> _Text shown_:
▶
To evaluate the performance of our method in comparison to previous registration approaches we performed two series of experiments. In the first we evaluate the performance of our method in a challenging multimodal setting: the registration of IVUS-Histology images, using the dataset from [7]. In the second, we use T1-T2 images from the IXI DatasetFootnote 1 to evaluate the capture range of our method, where we measure the registration accuracy for varying initial displacements between the fixed and moving image. This experiment shows the robustness of our method to different initial conditions.

In both cases, we compare our method to the widely used Normalized Mutual Information (NMI) [16] optimized using a gradient descent optimizer and with the Modality Independent Neighborhood Descriptor (MIND) [3] coupled with the Gauss-Newton optimization suggested by the authors.

In all the experiments we used forests consisting of 40 trees, keeping the top 10 best trees during testing. We evaluated 1000 possible splits per node and grew the trees to a maximum depth of 15, stopping earlier if not enough samples reached one of the child nodes. We limited the size of the offsets and the boxes in the feature space to half of the image size. To optimise the scale of these features we used the scale adaptive forest training approach presented in [12].

3.1 IVUS-Histology Deformable Registration

In this experiment we tackled the registration between 10 Intravascular Ultrasound images (IVUS) and histological slices. We used the method in [7] [8] to obtain the initial set of aligned images needed for training. For evaluation we performed deformable registrations using our method and we compare to MI and MIND by measuring the overlap (DICE) of segmented stenosis regions both in IVUS and the histology images. For all methods we use the same 3rd-order b-spline parametrization with 5 nodes per dimension.

During training we split the dataset in 2 groups of 5 images and perform cross validation. The final registration results are shown in Fig. 3. This dataset is particularly challenging because the underlying assumptions of most similarity metrics, like local structural similarities or relationships between statistics on the intensities of the images, are not verified. The methods we used for comparison therefore presented high registration errors for the IVUS-Histology pairs. Our supervised approach, on the other hand, was capable to register the images thanks to prior knowledge and the non-local context of each point.

3.2 Capture Range

To test the capture range, we take a set of 10 prealigned T1-T2 image pairs from the IXI dataset splitting them in 2 groups of 5 images for cross validation. For each image pair we apply a rigid transformation to one of the images and then we find the transformation that brings it back into alignment. The applied transformations were in the range of \(\pm 100 \) mm for translations along each axis and \(\pm \pi /2\) radians for rotations. We repeat this procedure 20 times per image with different transformations for a total of 200 registration evaluations.
◀
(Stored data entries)
▶
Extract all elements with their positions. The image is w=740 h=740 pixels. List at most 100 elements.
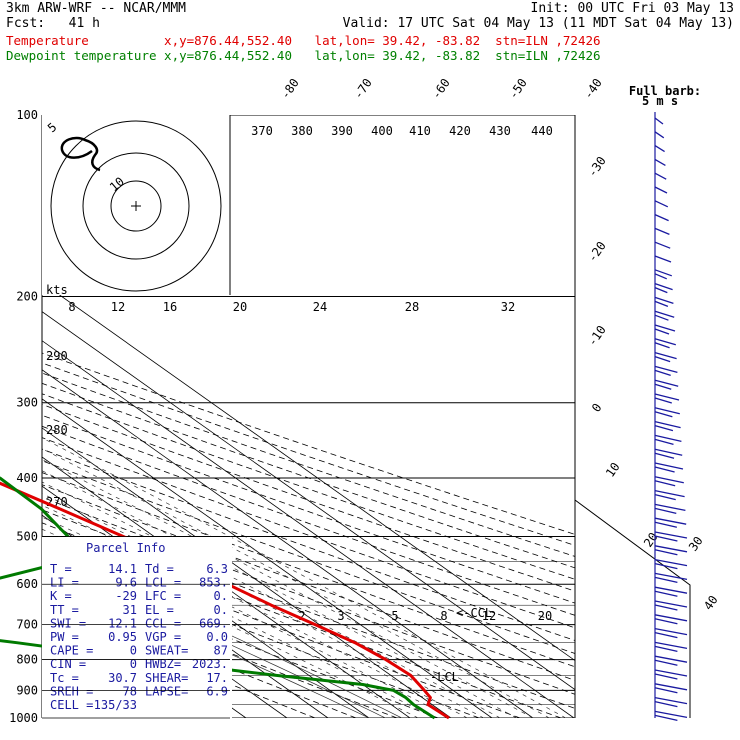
hodograph-speed-label: 16 xyxy=(163,300,177,314)
wind-barb xyxy=(654,631,678,639)
wind-key-unit: 5 m s xyxy=(642,94,678,108)
parcel-param-value: 9.6 xyxy=(115,576,137,590)
theta-label: 390 xyxy=(331,124,353,138)
isotherm-line xyxy=(42,311,575,691)
valid-time: Valid: 17 UTC Sat 04 May 13 (11 MDT Sat … xyxy=(342,16,734,31)
wind-barb xyxy=(654,655,688,663)
parcel-param-name: CAPE = xyxy=(50,644,93,658)
wind-barb xyxy=(654,214,669,222)
wind-barb xyxy=(654,282,673,291)
theta-label: 370 xyxy=(251,124,273,138)
wind-barb xyxy=(654,627,688,636)
isotherm-label: 30 xyxy=(686,534,706,554)
wind-barb xyxy=(654,535,678,542)
parcel-param-name: EL = xyxy=(145,603,174,617)
parcel-param-name: CIN = xyxy=(50,657,86,671)
wind-barb xyxy=(654,683,688,691)
wind-barb xyxy=(654,145,665,153)
wind-barb xyxy=(654,369,671,377)
parcel-param-name: SWI = xyxy=(50,616,86,630)
wind-barb xyxy=(654,590,678,597)
parcel-param-value: 0 xyxy=(130,644,137,658)
wind-barb xyxy=(654,383,672,390)
mixing-ratio-label: 8 xyxy=(440,609,447,623)
wind-barb xyxy=(654,452,675,459)
hodograph-speed-label: 24 xyxy=(313,300,327,314)
wind-barb xyxy=(654,273,668,280)
wind-barb xyxy=(654,351,677,360)
wind-barb xyxy=(654,545,688,553)
wind-barb xyxy=(654,296,674,305)
wind-panel-frame xyxy=(574,499,691,718)
wind-barb xyxy=(654,673,678,680)
wind-barb xyxy=(654,200,669,208)
wind-barb xyxy=(654,117,664,125)
wind-barb xyxy=(654,466,675,473)
wind-barb xyxy=(654,562,678,570)
parcel-param-name: T = xyxy=(50,562,72,576)
wind-barb xyxy=(654,517,687,525)
wind-barb xyxy=(654,448,683,456)
isotherm-line xyxy=(42,340,575,718)
isotherm-label: -10 xyxy=(585,323,609,349)
wind-barb xyxy=(654,641,688,650)
wind-barb xyxy=(654,558,688,567)
wind-barb xyxy=(654,659,678,666)
wind-barb xyxy=(654,710,688,719)
forecast-hour: Fcst: 41 h xyxy=(6,16,100,31)
isotherm-line xyxy=(42,456,411,718)
wind-barb xyxy=(654,576,678,584)
wind-barb xyxy=(654,521,677,528)
init-time: Init: 00 UTC Fri 03 May 13 xyxy=(530,1,735,16)
parcel-param-value: 2023. xyxy=(192,657,228,671)
wind-barb xyxy=(654,158,666,166)
wind-barb xyxy=(654,476,684,484)
wind-barb xyxy=(654,700,678,708)
hodograph-speed-label: 32 xyxy=(501,300,515,314)
dry-adiabat xyxy=(42,437,575,629)
wind-barb xyxy=(654,338,676,346)
mixing-ratio-label: 2 xyxy=(298,609,305,623)
wind-barb xyxy=(654,365,678,374)
wind-barb xyxy=(654,342,670,349)
parcel-param-value: 0. xyxy=(214,603,228,617)
parcel-param-value: 87 xyxy=(214,644,228,658)
parcel-param-name: PW = xyxy=(50,630,79,644)
dry-adiabat-label: 280 xyxy=(46,423,68,437)
isotherm-label: 20 xyxy=(641,530,661,550)
pressure-tick-label: 300 xyxy=(16,396,38,410)
parcel-param-name: CELL = xyxy=(50,698,93,712)
parcel-param-value: 78 xyxy=(123,684,137,698)
parcel-param-name: CCL = xyxy=(145,616,181,630)
wind-barb xyxy=(654,600,688,608)
dewpoint-profile xyxy=(0,476,436,720)
dry-adiabat xyxy=(42,472,575,668)
pressure-tick-label: 400 xyxy=(16,471,38,485)
isotherm-line xyxy=(42,398,493,718)
theta-label: 420 xyxy=(449,124,471,138)
parcel-param-name: LCL = xyxy=(145,576,181,590)
wind-barb xyxy=(654,549,678,556)
wind-barb xyxy=(654,604,678,611)
parcel-param-value: 6.9 xyxy=(206,684,228,698)
isotherm-label: 40 xyxy=(701,593,721,613)
hodograph-speed-label: 20 xyxy=(233,300,247,314)
parcel-param-value: 31 xyxy=(123,603,137,617)
wind-barb xyxy=(654,645,678,653)
wind-barb xyxy=(654,411,673,418)
wind-barb xyxy=(654,172,667,180)
dry-adiabat xyxy=(42,522,562,718)
isotherm-label: -20 xyxy=(585,239,609,265)
hodograph-trace xyxy=(60,136,101,172)
pressure-tick-label: 500 xyxy=(16,529,38,543)
isotherm-line xyxy=(42,282,575,662)
parcel-param-value: 0.95 xyxy=(108,630,137,644)
theta-label: 430 xyxy=(489,124,511,138)
hodograph-speed-label: 12 xyxy=(111,300,125,314)
dry-adiabat xyxy=(42,393,575,580)
parcel-param-value: 17. xyxy=(206,671,228,685)
parcel-param-value: 30.7 xyxy=(108,671,137,685)
parcel-param-value: 853. xyxy=(199,576,228,590)
model-title: 3km ARW-WRF -- NCAR/MMM xyxy=(6,1,187,16)
lcl-marker: -LCL xyxy=(430,670,459,684)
◀
In the text on image registration experiments, repeat everything from "To evaluate the performance" down to "by the authors.".

> _Result_:
To evaluate the performance of our method in comparison to previous registration approaches we performed two series of experiments. In the first we evaluate the performance of our method in a challenging multimodal setting: the registration of IVUS-Histology images, using the dataset from [7]. In the second, we use T1-T2 images from the IXI DatasetFootnote 1 to evaluate the capture range of our method, where we measure the registration accuracy for varying initial displacements between the fixed and moving image. This experiment shows the robustness of our method to different initial conditions.

In both cases, we compare our method to the widely used Normalized Mutual Information (NMI) [16] optimized using a gradient descent optimizer and with the Modality Independent Neighborhood Descriptor (MIND) [3] coupled with the Gauss-Newton optimization suggested by the authors.